◆ Prompt: Work out how many lines of the listing hold the string "Create". Answer with that number alone.

◆ Information shown:
[START]
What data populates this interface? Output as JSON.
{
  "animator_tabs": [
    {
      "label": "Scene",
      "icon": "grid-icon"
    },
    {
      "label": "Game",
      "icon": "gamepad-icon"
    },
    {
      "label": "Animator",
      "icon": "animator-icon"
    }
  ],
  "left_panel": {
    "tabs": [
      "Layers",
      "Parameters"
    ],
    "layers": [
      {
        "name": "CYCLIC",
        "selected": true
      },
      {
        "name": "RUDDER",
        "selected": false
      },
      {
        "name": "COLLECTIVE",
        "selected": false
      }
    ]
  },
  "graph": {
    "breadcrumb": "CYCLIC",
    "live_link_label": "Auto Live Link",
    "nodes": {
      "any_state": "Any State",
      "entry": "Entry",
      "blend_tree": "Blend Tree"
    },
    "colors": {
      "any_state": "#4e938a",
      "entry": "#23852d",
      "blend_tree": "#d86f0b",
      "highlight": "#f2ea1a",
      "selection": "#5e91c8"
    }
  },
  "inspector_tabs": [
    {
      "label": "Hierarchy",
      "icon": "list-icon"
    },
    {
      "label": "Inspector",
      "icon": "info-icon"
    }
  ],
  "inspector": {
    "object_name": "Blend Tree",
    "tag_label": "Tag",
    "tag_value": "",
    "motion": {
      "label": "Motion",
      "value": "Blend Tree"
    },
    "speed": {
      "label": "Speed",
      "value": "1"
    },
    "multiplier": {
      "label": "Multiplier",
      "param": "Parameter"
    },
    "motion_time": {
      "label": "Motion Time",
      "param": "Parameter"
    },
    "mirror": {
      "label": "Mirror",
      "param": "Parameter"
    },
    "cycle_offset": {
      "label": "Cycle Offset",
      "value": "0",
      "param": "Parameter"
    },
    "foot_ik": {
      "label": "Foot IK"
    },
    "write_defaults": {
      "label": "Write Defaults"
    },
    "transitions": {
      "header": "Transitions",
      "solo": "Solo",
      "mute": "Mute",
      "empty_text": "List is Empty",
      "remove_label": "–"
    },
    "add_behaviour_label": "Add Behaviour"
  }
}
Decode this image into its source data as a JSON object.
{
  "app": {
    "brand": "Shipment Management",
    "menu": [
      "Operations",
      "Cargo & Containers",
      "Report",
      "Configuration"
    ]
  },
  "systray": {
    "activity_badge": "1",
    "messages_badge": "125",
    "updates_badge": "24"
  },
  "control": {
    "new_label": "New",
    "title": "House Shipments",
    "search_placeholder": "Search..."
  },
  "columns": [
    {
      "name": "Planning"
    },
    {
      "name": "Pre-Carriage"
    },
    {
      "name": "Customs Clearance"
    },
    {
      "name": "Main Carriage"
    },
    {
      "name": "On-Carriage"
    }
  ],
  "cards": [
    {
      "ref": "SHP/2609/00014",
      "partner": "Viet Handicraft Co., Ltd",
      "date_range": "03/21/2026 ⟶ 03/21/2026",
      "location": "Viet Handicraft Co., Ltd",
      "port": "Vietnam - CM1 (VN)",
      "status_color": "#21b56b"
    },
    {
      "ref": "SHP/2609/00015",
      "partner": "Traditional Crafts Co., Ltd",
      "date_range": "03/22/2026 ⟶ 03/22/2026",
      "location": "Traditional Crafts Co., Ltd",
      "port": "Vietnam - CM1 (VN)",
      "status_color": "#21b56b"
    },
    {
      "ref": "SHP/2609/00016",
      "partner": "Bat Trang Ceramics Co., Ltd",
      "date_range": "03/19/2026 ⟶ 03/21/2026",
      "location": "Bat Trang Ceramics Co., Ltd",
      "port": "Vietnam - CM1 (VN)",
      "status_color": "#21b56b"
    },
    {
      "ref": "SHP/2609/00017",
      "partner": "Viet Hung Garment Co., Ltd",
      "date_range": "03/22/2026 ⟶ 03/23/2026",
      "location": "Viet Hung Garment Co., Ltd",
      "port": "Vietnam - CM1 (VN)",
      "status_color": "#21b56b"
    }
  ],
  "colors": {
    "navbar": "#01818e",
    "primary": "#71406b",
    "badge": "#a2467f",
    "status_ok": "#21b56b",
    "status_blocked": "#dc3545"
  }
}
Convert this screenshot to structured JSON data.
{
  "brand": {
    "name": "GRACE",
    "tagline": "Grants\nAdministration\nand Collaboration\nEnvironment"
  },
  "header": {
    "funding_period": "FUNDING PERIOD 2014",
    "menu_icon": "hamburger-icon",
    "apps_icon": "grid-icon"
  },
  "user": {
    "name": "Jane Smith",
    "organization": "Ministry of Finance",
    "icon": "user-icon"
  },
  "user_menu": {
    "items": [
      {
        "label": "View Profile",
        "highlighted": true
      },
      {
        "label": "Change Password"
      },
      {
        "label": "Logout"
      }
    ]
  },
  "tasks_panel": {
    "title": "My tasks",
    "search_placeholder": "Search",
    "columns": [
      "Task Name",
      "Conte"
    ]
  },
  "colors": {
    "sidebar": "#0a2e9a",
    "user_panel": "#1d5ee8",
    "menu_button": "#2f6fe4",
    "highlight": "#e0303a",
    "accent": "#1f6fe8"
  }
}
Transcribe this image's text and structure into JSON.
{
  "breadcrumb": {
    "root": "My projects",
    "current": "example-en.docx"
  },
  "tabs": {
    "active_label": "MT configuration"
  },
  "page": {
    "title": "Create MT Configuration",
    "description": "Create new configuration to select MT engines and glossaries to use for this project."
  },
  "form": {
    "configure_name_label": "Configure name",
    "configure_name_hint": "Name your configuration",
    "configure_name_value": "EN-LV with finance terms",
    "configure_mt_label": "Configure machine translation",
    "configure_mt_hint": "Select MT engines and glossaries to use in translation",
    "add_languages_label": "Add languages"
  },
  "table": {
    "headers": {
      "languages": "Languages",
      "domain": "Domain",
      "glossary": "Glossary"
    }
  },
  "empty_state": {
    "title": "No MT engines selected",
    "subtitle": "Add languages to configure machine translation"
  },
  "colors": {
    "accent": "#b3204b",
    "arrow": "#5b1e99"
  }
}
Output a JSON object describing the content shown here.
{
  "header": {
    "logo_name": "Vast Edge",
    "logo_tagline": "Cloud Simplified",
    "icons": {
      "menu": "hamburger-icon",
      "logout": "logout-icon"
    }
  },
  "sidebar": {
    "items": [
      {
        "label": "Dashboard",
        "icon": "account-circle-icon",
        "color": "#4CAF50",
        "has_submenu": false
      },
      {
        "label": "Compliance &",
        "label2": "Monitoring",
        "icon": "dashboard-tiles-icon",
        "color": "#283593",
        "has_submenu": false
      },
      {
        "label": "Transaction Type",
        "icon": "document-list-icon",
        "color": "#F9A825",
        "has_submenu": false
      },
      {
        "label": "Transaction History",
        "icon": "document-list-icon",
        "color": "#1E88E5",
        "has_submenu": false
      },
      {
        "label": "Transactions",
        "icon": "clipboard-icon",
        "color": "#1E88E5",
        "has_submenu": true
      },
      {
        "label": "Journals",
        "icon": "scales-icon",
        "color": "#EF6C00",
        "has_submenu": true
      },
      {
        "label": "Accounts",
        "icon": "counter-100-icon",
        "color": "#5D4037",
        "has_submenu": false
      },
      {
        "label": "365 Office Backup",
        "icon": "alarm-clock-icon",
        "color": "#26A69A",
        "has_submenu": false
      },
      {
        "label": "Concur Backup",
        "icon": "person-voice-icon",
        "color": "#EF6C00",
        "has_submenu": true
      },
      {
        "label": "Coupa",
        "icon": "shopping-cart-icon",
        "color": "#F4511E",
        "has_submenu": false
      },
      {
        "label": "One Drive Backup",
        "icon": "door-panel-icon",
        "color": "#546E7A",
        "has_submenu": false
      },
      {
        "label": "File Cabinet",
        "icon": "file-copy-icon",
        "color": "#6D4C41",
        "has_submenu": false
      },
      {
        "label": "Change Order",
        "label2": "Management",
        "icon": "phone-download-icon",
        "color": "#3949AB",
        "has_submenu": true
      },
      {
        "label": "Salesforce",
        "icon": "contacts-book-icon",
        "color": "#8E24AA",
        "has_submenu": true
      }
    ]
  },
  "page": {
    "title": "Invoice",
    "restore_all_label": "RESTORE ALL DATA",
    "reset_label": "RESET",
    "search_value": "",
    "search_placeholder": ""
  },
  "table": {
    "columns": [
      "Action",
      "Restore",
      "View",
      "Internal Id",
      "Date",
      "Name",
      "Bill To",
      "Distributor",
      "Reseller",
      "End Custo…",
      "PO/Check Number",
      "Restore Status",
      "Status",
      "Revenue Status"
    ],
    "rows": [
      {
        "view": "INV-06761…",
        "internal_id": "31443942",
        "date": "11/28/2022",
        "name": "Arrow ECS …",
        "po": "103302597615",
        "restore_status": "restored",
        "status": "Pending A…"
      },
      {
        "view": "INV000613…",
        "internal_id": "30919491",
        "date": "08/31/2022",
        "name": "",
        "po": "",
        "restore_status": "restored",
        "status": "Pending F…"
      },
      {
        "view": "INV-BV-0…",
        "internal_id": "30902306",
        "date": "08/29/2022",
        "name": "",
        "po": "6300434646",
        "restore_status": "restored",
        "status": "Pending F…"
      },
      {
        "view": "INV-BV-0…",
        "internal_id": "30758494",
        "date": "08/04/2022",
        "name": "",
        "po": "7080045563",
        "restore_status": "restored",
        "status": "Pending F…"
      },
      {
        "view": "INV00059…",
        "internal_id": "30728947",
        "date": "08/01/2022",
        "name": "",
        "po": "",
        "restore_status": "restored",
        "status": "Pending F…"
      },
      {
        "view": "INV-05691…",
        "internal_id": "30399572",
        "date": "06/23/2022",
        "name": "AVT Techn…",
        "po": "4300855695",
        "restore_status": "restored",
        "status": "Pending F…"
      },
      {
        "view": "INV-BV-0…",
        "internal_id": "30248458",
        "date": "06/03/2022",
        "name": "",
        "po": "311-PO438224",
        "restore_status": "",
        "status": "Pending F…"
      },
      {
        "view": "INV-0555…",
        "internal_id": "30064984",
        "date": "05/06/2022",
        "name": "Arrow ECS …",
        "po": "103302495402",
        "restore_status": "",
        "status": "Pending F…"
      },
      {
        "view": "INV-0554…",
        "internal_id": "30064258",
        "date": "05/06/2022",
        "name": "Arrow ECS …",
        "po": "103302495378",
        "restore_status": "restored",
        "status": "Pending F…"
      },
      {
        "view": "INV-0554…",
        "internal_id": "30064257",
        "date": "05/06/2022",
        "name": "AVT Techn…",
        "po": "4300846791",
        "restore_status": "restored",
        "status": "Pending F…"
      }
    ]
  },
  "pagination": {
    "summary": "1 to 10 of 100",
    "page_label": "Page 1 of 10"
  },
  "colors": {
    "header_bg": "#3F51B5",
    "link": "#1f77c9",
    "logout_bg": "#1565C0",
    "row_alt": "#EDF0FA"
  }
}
[END]
◆ Answer in full: 2